__To do__: Word for word, print each line of the listing below; pictures stay out.

****************

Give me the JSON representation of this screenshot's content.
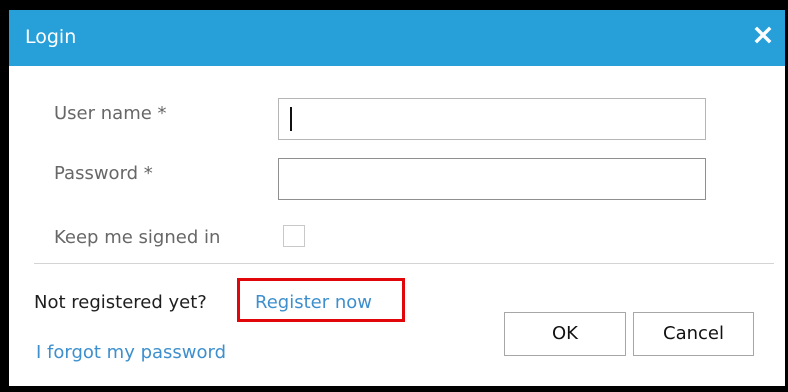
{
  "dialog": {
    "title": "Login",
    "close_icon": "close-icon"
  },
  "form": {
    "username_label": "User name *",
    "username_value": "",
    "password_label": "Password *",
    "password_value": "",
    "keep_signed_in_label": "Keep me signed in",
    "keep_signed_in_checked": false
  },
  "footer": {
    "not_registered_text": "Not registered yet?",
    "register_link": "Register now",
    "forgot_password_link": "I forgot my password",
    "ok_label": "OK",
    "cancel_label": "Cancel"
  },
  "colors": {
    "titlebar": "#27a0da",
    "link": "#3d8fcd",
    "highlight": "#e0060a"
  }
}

****************

__Correct answer__:
Give me the JSON representation of this screenshot's content.
{
  "dialog": {
    "title": "Login",
    "close_icon": "close-icon"
  },
  "form": {
    "username_label": "User name *",
    "username_value": "",
    "password_label": "Password *",
    "password_value": "",
    "keep_signed_in_label": "Keep me signed in",
    "keep_signed_in_checked": false
  },
  "footer": {
    "not_registered_text": "Not registered yet?",
    "register_link": "Register now",
    "forgot_password_link": "I forgot my password",
    "ok_label": "OK",
    "cancel_label": "Cancel"
  },
  "colors": {
    "titlebar": "#27a0da",
    "link": "#3d8fcd",
    "highlight": "#e0060a"
  }
}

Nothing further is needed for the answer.